◆ WHAT TO WORK ON ◆
Give only the number of lines that hold the word "смолоскип".

>> Start DATA FOR THIS EXERCISE

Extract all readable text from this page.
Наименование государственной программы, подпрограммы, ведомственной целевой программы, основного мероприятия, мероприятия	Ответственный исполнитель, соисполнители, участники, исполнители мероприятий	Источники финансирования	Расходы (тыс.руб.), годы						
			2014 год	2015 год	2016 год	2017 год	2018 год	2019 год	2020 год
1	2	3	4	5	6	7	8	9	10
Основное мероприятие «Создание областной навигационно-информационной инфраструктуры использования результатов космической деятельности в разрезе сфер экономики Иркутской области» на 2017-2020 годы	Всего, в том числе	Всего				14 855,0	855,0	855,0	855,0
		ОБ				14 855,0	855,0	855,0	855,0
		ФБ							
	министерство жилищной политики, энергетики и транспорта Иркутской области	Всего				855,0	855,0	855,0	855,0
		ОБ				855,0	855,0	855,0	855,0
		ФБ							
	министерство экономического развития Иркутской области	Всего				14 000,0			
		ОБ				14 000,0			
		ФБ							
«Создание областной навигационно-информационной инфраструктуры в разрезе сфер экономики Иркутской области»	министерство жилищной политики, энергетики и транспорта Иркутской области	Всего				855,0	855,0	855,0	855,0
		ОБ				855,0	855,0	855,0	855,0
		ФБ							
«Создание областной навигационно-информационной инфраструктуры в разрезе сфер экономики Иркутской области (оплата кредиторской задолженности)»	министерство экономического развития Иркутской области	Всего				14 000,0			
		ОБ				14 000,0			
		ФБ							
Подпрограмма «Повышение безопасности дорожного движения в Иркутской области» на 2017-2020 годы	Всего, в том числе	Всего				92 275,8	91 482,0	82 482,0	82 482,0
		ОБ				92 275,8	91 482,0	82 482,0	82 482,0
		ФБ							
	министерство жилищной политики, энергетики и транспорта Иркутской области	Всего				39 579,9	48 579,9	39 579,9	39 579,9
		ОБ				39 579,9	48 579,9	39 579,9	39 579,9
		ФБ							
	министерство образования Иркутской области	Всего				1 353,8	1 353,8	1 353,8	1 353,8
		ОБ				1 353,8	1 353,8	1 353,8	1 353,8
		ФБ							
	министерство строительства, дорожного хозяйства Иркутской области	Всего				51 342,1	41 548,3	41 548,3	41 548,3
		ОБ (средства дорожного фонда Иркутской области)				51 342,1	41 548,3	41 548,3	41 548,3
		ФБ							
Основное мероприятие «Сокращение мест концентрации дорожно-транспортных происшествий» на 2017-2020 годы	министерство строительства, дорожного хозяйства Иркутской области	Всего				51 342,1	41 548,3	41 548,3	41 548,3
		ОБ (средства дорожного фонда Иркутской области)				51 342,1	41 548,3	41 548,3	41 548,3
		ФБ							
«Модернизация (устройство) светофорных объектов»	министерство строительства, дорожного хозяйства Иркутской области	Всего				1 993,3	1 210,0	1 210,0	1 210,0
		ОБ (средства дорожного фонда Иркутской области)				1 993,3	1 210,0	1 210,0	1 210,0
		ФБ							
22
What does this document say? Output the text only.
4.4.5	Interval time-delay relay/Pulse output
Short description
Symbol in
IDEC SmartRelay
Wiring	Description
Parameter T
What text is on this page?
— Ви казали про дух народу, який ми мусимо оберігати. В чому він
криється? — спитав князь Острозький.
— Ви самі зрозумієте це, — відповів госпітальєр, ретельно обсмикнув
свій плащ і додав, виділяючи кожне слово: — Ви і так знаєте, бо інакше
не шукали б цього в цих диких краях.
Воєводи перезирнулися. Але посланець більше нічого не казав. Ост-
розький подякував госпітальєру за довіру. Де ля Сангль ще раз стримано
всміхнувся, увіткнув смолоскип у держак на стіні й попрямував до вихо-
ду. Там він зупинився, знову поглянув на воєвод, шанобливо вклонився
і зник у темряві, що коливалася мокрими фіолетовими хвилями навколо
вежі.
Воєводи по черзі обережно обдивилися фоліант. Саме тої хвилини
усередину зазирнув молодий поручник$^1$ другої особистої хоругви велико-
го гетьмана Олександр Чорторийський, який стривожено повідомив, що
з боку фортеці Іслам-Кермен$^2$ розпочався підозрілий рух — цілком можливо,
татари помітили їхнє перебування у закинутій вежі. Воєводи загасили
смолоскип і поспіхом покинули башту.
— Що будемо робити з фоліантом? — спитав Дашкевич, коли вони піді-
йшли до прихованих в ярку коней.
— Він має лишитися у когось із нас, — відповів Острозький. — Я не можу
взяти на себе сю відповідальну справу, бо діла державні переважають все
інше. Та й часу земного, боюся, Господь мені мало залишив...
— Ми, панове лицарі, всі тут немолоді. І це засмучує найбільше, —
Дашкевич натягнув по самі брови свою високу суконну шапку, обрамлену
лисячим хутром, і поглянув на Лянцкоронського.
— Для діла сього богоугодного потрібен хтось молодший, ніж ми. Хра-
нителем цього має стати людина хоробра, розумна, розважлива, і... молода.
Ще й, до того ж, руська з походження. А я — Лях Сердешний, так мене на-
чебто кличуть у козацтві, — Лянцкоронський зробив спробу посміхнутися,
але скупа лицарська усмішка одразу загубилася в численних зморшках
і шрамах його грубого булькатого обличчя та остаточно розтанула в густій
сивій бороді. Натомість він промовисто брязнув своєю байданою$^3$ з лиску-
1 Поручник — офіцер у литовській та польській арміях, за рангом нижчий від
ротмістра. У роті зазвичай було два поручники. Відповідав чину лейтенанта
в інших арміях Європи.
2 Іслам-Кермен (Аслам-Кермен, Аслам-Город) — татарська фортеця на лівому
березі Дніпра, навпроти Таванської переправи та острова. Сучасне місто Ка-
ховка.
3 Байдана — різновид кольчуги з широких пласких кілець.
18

>> End DATA FOR THIS EXERCISE

◆ ANSWER TO THE PROBLEM ◆
2